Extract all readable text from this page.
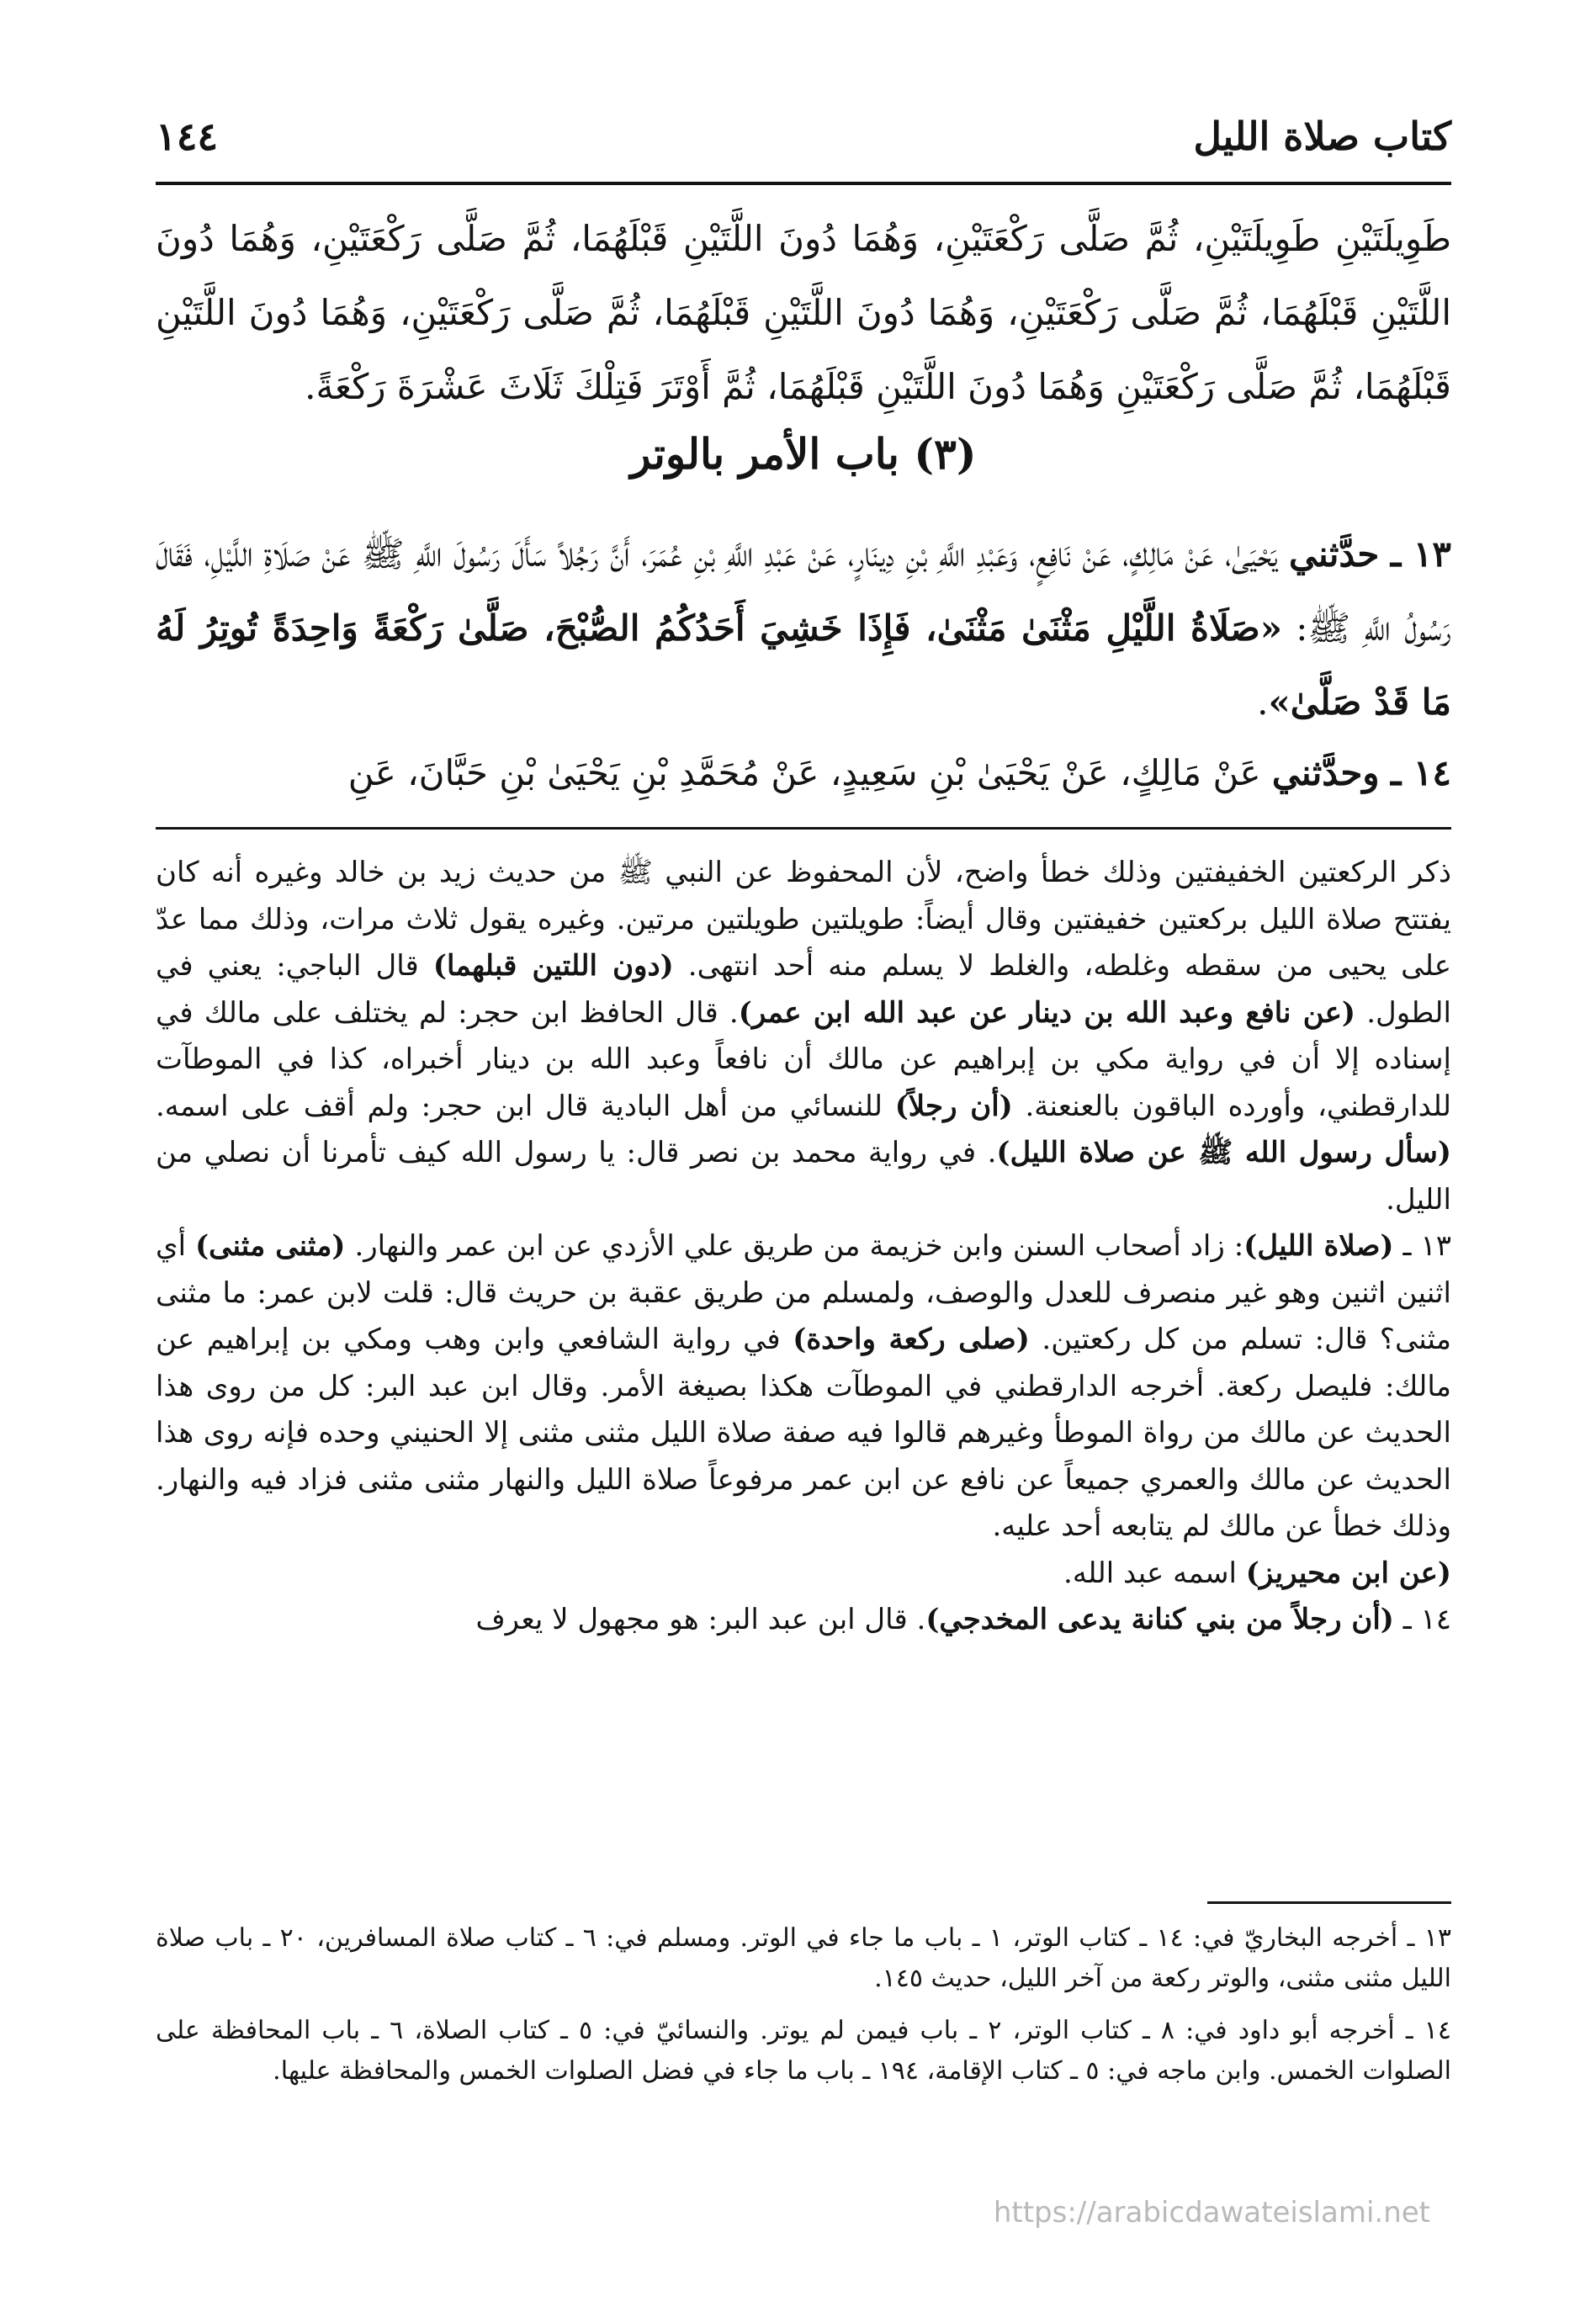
كتاب صلاة الليل
١٤٤
طَوِيلَتَيْنِ طَوِيلَتَيْنِ، ثُمَّ صَلَّى رَكْعَتَيْنِ، وَهُمَا دُونَ اللَّتَيْنِ قَبْلَهُمَا، ثُمَّ صَلَّى رَكْعَتَيْنِ، وَهُمَا دُونَ اللَّتَيْنِ قَبْلَهُمَا، ثُمَّ صَلَّى رَكْعَتَيْنِ، وَهُمَا دُونَ اللَّتَيْنِ قَبْلَهُمَا، ثُمَّ صَلَّى رَكْعَتَيْنِ، وَهُمَا دُونَ اللَّتَيْنِ قَبْلَهُمَا، ثُمَّ صَلَّى رَكْعَتَيْنِ وَهُمَا دُونَ اللَّتَيْنِ قَبْلَهُمَا، ثُمَّ أَوْتَرَ فَتِلْكَ ثَلَاثَ عَشْرَةَ رَكْعَةً.
(٣) باب الأمر بالوتر
١٣ ـ حدَّثني يَحْيَىٰ، عَنْ مَالِكٍ، عَنْ نَافِعٍ، وَعَبْدِ اللَّهِ بْنِ دِينَارٍ، عَنْ عَبْدِ اللَّهِ بْنِ عُمَرَ، أَنَّ رَجُلاً سَأَلَ رَسُولَ اللَّهِ ﷺ عَنْ صَلَاةِ اللَّيْلِ، فَقَالَ رَسُولُ اللَّهِ ﷺ: «صَلَاةُ اللَّيْلِ مَثْنَىٰ مَثْنَىٰ، فَإِذَا خَشِيَ أَحَدُكُمُ الصُّبْحَ، صَلَّىٰ رَكْعَةً وَاحِدَةً تُوتِرُ لَهُ مَا قَدْ صَلَّىٰ».
١٤ ـ وحدَّثني عَنْ مَالِكٍ، عَنْ يَحْيَىٰ بْنِ سَعِيدٍ، عَنْ مُحَمَّدِ بْنِ يَحْيَىٰ بْنِ حَبَّانَ، عَنِ

ذكر الركعتين الخفيفتين وذلك خطأ واضح، لأن المحفوظ عن النبي ﷺ من حديث زيد بن خالد وغيره أنه كان يفتتح صلاة الليل بركعتين خفيفتين وقال أيضاً: طويلتين طويلتين مرتين. وغيره يقول ثلاث مرات، وذلك مما عدّ على يحيى من سقطه وغلطه، والغلط لا يسلم منه أحد انتهى. (دون اللتين قبلهما) قال الباجي: يعني في الطول. (عن نافع وعبد الله بن دينار عن عبد الله ابن عمر). قال الحافظ ابن حجر: لم يختلف على مالك في إسناده إلا أن في رواية مكي بن إبراهيم عن مالك أن نافعاً وعبد الله بن دينار أخبراه، كذا في الموطآت للدارقطني، وأورده الباقون بالعنعنة. (أن رجلاً) للنسائي من أهل البادية قال ابن حجر: ولم أقف على اسمه. (سأل رسول الله ﷺ عن صلاة الليل). في رواية محمد بن نصر قال: يا رسول الله كيف تأمرنا أن نصلي من الليل.

١٣ ـ (صلاة الليل): زاد أصحاب السنن وابن خزيمة من طريق علي الأزدي عن ابن عمر والنهار. (مثنى مثنى) أي اثنين اثنين وهو غير منصرف للعدل والوصف، ولمسلم من طريق عقبة بن حريث قال: قلت لابن عمر: ما مثنى مثنى؟ قال: تسلم من كل ركعتين. (صلى ركعة واحدة) في رواية الشافعي وابن وهب ومكي بن إبراهيم عن مالك: فليصل ركعة. أخرجه الدارقطني في الموطآت هكذا بصيغة الأمر. وقال ابن عبد البر: كل من روى هذا الحديث عن مالك من رواة الموطأ وغيرهم قالوا فيه صفة صلاة الليل مثنى مثنى إلا الحنيني وحده فإنه روى هذا الحديث عن مالك والعمري جميعاً عن نافع عن ابن عمر مرفوعاً صلاة الليل والنهار مثنى مثنى فزاد فيه والنهار. وذلك خطأ عن مالك لم يتابعه أحد عليه.

(عن ابن محيريز) اسمه عبد الله.

١٤ ـ (أن رجلاً من بني كنانة يدعى المخدجي). قال ابن عبد البر: هو مجهول لا يعرف

١٣ ـ أخرجه البخاريّ في: ١٤ ـ كتاب الوتر، ١ ـ باب ما جاء في الوتر. ومسلم في: ٦ ـ كتاب صلاة المسافرين، ٢٠ ـ باب صلاة الليل مثنى مثنى، والوتر ركعة من آخر الليل، حديث ١٤٥.

١٤ ـ أخرجه أبو داود في: ٨ ـ كتاب الوتر، ٢ ـ باب فيمن لم يوتر. والنسائيّ في: ٥ ـ كتاب الصلاة، ٦ ـ باب المحافظة على الصلوات الخمس. وابن ماجه في: ٥ ـ كتاب الإقامة، ١٩٤ ـ باب ما جاء في فضل الصلوات الخمس والمحافظة عليها.

https://arabicdawateislami.net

_____

→ PROBLEM TO SOLVE: Go through the listing above and write it all out exactly, leaving out any picture.

→ RESULT OF THE TASK:
Extract all readable text from this page.
كتاب صلاة الليل
١٤٤
طَوِيلَتَيْنِ طَوِيلَتَيْنِ، ثُمَّ صَلَّى رَكْعَتَيْنِ، وَهُمَا دُونَ اللَّتَيْنِ قَبْلَهُمَا، ثُمَّ صَلَّى رَكْعَتَيْنِ، وَهُمَا دُونَ اللَّتَيْنِ قَبْلَهُمَا، ثُمَّ صَلَّى رَكْعَتَيْنِ، وَهُمَا دُونَ اللَّتَيْنِ قَبْلَهُمَا، ثُمَّ صَلَّى رَكْعَتَيْنِ، وَهُمَا دُونَ اللَّتَيْنِ قَبْلَهُمَا، ثُمَّ صَلَّى رَكْعَتَيْنِ وَهُمَا دُونَ اللَّتَيْنِ قَبْلَهُمَا، ثُمَّ أَوْتَرَ فَتِلْكَ ثَلَاثَ عَشْرَةَ رَكْعَةً.
(٣) باب الأمر بالوتر
١٣ ـ حدَّثني يَحْيَىٰ، عَنْ مَالِكٍ، عَنْ نَافِعٍ، وَعَبْدِ اللَّهِ بْنِ دِينَارٍ، عَنْ عَبْدِ اللَّهِ بْنِ عُمَرَ، أَنَّ رَجُلاً سَأَلَ رَسُولَ اللَّهِ ﷺ عَنْ صَلَاةِ اللَّيْلِ، فَقَالَ رَسُولُ اللَّهِ ﷺ: «صَلَاةُ اللَّيْلِ مَثْنَىٰ مَثْنَىٰ، فَإِذَا خَشِيَ أَحَدُكُمُ الصُّبْحَ، صَلَّىٰ رَكْعَةً وَاحِدَةً تُوتِرُ لَهُ مَا قَدْ صَلَّىٰ».
١٤ ـ وحدَّثني عَنْ مَالِكٍ، عَنْ يَحْيَىٰ بْنِ سَعِيدٍ، عَنْ مُحَمَّدِ بْنِ يَحْيَىٰ بْنِ حَبَّانَ، عَنِ

ذكر الركعتين الخفيفتين وذلك خطأ واضح، لأن المحفوظ عن النبي ﷺ من حديث زيد بن خالد وغيره أنه كان يفتتح صلاة الليل بركعتين خفيفتين وقال أيضاً: طويلتين طويلتين مرتين. وغيره يقول ثلاث مرات، وذلك مما عدّ على يحيى من سقطه وغلطه، والغلط لا يسلم منه أحد انتهى. (دون اللتين قبلهما) قال الباجي: يعني في الطول. (عن نافع وعبد الله بن دينار عن عبد الله ابن عمر). قال الحافظ ابن حجر: لم يختلف على مالك في إسناده إلا أن في رواية مكي بن إبراهيم عن مالك أن نافعاً وعبد الله بن دينار أخبراه، كذا في الموطآت للدارقطني، وأورده الباقون بالعنعنة. (أن رجلاً) للنسائي من أهل البادية قال ابن حجر: ولم أقف على اسمه. (سأل رسول الله ﷺ عن صلاة الليل). في رواية محمد بن نصر قال: يا رسول الله كيف تأمرنا أن نصلي من الليل.

١٣ ـ (صلاة الليل): زاد أصحاب السنن وابن خزيمة من طريق علي الأزدي عن ابن عمر والنهار. (مثنى مثنى) أي اثنين اثنين وهو غير منصرف للعدل والوصف، ولمسلم من طريق عقبة بن حريث قال: قلت لابن عمر: ما مثنى مثنى؟ قال: تسلم من كل ركعتين. (صلى ركعة واحدة) في رواية الشافعي وابن وهب ومكي بن إبراهيم عن مالك: فليصل ركعة. أخرجه الدارقطني في الموطآت هكذا بصيغة الأمر. وقال ابن عبد البر: كل من روى هذا الحديث عن مالك من رواة الموطأ وغيرهم قالوا فيه صفة صلاة الليل مثنى مثنى إلا الحنيني وحده فإنه روى هذا الحديث عن مالك والعمري جميعاً عن نافع عن ابن عمر مرفوعاً صلاة الليل والنهار مثنى مثنى فزاد فيه والنهار. وذلك خطأ عن مالك لم يتابعه أحد عليه.

(عن ابن محيريز) اسمه عبد الله.

١٤ ـ (أن رجلاً من بني كنانة يدعى المخدجي). قال ابن عبد البر: هو مجهول لا يعرف

١٣ ـ أخرجه البخاريّ في: ١٤ ـ كتاب الوتر، ١ ـ باب ما جاء في الوتر. ومسلم في: ٦ ـ كتاب صلاة المسافرين، ٢٠ ـ باب صلاة الليل مثنى مثنى، والوتر ركعة من آخر الليل، حديث ١٤٥.

١٤ ـ أخرجه أبو داود في: ٨ ـ كتاب الوتر، ٢ ـ باب فيمن لم يوتر. والنسائيّ في: ٥ ـ كتاب الصلاة، ٦ ـ باب المحافظة على الصلوات الخمس. وابن ماجه في: ٥ ـ كتاب الإقامة، ١٩٤ ـ باب ما جاء في فضل الصلوات الخمس والمحافظة عليها.

https://arabicdawateislami.net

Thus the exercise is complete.